§ BRIEF
Look for the word "variation" in the entries below, then copy every line that has it.

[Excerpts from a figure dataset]
>>>>>

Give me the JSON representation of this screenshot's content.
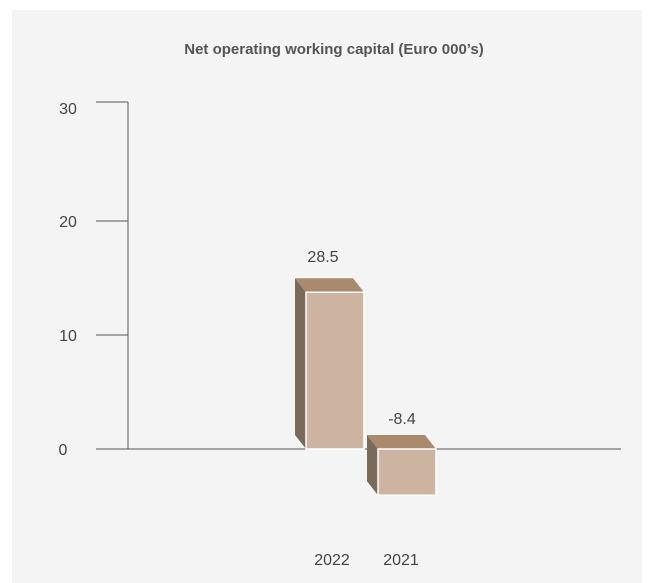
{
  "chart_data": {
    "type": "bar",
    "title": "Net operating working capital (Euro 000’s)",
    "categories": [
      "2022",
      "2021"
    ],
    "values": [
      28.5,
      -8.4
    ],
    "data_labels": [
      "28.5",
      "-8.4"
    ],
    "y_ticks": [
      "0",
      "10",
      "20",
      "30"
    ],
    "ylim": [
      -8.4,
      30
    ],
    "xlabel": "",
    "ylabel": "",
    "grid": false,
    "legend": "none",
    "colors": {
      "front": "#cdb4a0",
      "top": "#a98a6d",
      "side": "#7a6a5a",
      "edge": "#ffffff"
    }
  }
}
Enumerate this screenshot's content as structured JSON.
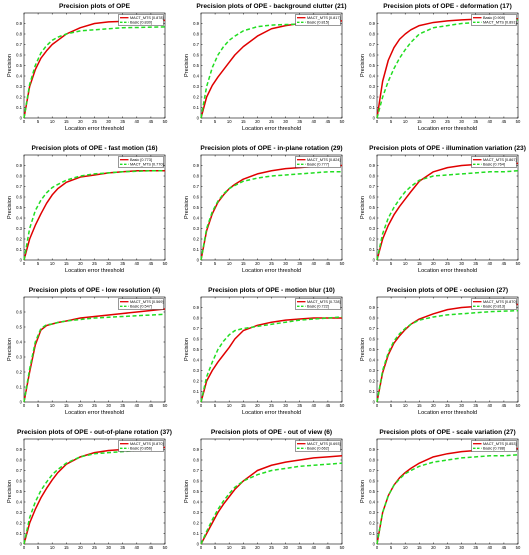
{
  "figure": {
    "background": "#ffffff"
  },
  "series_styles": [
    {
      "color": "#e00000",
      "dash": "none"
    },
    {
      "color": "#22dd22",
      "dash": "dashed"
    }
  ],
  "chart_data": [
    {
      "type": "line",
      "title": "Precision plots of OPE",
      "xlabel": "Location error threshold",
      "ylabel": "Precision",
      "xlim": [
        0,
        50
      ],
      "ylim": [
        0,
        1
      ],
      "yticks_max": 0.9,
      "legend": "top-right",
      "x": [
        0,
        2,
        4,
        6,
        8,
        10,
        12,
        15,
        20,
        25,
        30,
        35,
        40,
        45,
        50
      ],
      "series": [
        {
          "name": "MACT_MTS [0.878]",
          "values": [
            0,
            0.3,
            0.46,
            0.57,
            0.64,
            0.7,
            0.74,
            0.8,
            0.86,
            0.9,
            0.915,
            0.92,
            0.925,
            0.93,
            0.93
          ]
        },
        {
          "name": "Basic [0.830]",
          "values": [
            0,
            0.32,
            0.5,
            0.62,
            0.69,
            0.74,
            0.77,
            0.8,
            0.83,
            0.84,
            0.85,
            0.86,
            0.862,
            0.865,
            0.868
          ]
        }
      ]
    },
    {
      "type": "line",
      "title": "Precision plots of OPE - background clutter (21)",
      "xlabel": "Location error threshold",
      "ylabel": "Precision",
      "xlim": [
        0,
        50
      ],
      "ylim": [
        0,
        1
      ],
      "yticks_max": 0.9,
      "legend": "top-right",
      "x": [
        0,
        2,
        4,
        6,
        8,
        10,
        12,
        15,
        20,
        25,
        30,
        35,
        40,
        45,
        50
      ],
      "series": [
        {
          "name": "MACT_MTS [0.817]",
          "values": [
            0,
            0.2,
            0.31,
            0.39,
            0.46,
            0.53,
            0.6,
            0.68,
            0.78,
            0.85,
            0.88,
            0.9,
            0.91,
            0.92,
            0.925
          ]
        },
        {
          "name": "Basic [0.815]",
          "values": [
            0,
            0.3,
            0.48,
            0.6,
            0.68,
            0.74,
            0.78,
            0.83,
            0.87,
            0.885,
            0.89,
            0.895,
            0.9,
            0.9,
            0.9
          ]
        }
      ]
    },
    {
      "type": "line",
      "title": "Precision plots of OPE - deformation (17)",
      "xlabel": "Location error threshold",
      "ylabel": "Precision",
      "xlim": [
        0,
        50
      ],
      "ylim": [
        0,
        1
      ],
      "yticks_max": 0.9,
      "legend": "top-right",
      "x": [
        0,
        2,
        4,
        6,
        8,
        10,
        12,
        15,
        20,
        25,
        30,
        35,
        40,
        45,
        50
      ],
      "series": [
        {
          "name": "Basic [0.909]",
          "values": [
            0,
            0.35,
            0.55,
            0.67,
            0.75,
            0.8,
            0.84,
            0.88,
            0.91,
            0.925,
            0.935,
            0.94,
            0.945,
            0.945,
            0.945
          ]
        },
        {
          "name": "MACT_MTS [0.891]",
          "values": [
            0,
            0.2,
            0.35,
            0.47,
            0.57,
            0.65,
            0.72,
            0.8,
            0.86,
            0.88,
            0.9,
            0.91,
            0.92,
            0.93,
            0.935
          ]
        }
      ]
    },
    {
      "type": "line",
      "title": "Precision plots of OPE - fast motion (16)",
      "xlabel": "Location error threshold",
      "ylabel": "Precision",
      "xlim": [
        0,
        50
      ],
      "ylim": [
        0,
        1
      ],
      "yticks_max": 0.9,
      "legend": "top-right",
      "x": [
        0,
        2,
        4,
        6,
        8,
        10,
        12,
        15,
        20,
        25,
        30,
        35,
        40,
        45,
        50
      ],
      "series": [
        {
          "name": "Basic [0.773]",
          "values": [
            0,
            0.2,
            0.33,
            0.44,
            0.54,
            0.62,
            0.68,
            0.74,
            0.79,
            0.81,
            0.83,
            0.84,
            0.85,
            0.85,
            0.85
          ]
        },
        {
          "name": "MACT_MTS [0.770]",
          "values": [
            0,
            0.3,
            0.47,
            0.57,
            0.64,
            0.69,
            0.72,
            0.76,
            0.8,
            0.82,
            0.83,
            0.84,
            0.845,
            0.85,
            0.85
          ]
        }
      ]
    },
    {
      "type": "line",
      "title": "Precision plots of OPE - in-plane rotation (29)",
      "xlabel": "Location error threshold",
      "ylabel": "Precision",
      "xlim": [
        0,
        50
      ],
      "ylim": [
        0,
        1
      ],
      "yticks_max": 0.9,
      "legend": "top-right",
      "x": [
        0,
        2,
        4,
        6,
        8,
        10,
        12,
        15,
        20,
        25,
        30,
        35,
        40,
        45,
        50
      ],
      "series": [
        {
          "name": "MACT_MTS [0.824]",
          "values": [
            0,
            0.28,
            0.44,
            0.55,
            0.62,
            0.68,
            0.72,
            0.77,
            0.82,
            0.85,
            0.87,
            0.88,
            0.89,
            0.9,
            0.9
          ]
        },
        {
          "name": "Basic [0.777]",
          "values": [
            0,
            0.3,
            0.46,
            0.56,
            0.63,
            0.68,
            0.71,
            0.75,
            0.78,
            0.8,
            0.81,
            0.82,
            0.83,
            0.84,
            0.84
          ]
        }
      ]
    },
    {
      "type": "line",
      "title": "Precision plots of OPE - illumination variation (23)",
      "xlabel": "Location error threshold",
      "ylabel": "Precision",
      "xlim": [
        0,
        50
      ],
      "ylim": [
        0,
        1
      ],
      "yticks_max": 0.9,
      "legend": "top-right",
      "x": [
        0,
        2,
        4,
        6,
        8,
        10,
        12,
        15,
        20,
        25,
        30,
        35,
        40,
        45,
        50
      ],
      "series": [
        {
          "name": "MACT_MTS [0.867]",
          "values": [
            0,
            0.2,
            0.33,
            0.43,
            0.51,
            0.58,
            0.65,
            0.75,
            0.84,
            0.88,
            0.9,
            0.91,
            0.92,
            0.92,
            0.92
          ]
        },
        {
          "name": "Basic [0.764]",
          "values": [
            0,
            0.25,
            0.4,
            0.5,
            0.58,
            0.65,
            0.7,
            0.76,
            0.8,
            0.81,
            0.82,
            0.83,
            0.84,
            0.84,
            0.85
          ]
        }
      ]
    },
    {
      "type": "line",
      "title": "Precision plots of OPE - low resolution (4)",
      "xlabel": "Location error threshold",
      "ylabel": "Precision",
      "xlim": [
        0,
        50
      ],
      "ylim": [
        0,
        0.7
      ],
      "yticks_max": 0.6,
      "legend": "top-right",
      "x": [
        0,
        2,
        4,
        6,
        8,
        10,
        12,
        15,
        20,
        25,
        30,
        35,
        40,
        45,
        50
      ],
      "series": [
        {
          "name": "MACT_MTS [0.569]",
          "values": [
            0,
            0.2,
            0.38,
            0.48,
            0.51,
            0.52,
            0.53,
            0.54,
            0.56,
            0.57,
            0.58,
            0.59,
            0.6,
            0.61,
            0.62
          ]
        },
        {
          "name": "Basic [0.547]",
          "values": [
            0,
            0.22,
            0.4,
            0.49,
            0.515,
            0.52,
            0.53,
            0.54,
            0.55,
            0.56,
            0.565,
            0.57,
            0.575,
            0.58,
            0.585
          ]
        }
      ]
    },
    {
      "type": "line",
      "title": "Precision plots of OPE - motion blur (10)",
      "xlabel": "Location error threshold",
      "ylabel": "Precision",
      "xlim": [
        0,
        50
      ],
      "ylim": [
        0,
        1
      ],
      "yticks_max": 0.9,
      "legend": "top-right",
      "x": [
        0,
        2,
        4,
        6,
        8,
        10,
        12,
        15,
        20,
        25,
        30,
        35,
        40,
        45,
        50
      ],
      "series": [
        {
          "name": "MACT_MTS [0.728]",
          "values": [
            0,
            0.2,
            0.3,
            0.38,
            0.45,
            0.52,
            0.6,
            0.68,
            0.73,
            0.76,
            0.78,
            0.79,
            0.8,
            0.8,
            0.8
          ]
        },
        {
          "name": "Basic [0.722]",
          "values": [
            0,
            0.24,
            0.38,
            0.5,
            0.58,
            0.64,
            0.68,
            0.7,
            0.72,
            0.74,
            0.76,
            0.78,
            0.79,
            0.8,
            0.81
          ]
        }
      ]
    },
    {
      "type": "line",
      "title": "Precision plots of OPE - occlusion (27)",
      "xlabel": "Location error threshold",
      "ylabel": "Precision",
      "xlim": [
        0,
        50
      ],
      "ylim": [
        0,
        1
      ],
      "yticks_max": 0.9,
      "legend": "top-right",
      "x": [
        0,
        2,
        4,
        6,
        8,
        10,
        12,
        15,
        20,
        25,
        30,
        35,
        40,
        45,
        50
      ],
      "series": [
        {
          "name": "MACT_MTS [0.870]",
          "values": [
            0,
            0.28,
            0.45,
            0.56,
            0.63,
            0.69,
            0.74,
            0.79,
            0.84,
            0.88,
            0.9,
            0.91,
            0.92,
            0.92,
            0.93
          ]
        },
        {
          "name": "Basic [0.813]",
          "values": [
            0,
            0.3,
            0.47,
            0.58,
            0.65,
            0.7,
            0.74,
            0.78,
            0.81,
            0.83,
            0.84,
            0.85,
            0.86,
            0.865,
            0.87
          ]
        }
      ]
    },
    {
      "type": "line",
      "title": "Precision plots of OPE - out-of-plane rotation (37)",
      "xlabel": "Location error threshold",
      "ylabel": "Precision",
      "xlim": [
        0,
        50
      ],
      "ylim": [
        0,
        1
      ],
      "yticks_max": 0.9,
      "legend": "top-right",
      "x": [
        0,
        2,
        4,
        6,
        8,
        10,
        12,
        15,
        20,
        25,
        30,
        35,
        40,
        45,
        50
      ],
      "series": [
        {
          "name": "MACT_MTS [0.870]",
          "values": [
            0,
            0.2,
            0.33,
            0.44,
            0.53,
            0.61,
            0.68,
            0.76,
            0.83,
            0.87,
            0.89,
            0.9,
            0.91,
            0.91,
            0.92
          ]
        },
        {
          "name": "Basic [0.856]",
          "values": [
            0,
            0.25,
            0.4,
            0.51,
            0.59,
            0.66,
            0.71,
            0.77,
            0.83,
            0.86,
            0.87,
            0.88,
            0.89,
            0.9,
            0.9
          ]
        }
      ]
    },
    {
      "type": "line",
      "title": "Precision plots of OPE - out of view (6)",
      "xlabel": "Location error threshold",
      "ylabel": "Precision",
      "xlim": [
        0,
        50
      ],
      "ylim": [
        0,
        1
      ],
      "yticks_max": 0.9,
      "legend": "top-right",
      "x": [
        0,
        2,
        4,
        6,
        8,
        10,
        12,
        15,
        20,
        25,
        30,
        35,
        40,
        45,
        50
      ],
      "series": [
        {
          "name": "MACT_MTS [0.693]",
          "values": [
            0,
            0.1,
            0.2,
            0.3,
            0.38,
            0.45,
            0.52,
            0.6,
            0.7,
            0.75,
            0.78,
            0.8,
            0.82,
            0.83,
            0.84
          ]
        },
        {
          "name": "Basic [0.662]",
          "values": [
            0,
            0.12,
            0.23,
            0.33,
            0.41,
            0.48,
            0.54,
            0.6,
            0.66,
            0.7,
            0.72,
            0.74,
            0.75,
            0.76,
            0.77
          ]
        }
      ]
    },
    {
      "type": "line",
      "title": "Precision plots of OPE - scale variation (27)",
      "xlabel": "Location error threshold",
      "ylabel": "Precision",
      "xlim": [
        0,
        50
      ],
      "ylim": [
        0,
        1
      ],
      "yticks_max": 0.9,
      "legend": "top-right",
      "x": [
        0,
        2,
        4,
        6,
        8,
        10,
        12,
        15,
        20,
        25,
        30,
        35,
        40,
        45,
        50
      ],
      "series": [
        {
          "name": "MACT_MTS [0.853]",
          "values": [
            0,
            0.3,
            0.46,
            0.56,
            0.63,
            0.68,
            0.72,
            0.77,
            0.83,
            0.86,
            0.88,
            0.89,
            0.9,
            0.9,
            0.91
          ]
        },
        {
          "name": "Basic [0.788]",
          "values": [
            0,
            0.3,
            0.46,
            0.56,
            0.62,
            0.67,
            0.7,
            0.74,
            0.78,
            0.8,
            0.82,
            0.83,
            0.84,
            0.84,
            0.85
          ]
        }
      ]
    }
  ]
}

<<<<<
>>>>>

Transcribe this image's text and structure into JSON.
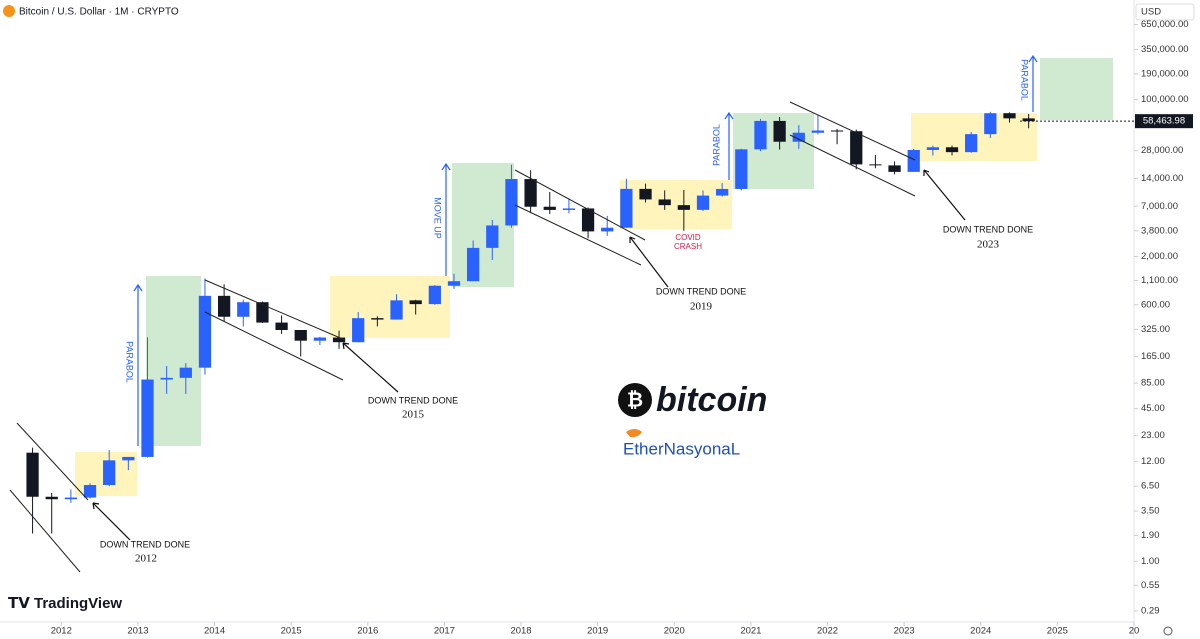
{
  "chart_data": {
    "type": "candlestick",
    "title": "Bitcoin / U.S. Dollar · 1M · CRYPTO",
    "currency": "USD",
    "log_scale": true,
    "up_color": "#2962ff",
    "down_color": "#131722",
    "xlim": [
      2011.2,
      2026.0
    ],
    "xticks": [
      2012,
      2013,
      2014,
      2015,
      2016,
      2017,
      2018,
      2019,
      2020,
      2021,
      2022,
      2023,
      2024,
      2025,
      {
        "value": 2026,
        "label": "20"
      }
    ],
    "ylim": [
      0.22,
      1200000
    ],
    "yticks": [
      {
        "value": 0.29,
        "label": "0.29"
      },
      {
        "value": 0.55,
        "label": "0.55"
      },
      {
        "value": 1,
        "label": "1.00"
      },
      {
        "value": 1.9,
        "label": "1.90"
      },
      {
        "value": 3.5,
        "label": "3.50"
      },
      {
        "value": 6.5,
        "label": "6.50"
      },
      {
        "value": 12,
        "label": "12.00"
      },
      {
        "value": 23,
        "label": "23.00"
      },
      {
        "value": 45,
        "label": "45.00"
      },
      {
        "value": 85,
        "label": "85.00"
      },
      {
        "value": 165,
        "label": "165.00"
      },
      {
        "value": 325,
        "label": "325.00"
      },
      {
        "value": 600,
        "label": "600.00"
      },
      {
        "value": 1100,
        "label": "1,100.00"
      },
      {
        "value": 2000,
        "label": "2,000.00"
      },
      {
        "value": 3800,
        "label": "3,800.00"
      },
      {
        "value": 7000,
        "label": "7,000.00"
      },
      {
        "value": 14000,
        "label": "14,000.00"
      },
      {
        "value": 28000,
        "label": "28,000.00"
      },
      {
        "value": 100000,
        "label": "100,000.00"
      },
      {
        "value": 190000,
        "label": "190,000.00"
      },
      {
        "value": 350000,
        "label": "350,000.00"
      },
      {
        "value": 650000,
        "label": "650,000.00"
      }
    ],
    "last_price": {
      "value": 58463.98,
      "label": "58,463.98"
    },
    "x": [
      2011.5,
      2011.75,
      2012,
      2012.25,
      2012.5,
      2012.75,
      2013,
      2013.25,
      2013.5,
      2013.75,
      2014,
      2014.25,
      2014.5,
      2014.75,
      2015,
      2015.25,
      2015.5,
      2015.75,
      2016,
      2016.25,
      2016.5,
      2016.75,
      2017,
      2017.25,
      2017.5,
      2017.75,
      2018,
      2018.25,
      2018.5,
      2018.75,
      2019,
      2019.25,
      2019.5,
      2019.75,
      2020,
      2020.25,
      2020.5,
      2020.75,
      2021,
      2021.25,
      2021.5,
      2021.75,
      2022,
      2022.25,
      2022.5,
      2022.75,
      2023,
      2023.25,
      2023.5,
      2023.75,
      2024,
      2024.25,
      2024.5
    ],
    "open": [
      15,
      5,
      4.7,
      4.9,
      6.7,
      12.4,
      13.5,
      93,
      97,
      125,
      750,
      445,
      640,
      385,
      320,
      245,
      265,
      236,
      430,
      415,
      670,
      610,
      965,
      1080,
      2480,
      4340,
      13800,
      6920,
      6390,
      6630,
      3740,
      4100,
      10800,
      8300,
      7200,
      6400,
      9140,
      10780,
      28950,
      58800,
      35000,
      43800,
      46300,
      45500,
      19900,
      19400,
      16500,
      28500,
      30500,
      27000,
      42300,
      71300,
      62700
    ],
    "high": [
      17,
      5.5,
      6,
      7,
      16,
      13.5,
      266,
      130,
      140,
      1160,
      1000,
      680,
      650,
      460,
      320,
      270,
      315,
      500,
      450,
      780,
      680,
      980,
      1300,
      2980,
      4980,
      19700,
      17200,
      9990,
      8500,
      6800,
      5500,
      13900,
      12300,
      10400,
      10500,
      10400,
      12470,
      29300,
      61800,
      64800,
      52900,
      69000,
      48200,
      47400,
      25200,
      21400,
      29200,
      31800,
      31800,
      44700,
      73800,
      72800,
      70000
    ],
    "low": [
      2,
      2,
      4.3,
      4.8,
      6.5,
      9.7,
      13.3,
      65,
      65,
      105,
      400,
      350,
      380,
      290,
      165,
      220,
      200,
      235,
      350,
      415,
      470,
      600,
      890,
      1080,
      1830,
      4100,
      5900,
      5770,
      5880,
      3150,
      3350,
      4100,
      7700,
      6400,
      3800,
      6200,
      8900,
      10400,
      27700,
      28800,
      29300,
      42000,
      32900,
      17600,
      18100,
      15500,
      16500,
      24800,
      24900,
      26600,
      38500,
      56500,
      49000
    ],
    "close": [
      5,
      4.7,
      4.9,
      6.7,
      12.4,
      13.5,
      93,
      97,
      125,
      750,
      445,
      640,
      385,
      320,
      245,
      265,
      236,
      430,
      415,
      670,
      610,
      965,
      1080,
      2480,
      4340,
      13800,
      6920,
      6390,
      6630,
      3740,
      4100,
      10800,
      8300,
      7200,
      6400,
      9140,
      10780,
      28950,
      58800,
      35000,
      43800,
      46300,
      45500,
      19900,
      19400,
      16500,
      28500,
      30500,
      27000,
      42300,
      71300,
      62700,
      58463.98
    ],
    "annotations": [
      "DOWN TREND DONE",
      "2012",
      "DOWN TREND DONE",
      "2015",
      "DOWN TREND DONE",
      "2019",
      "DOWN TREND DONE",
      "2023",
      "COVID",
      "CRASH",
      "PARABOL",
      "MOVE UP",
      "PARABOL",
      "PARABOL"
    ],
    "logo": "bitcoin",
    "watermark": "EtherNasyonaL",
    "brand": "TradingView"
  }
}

<<<<<

§ RESULT
      "title": "Precision plots of OPE - illumination variation (23)",
      "title": "Precision plots of OPE - scale variation (27)",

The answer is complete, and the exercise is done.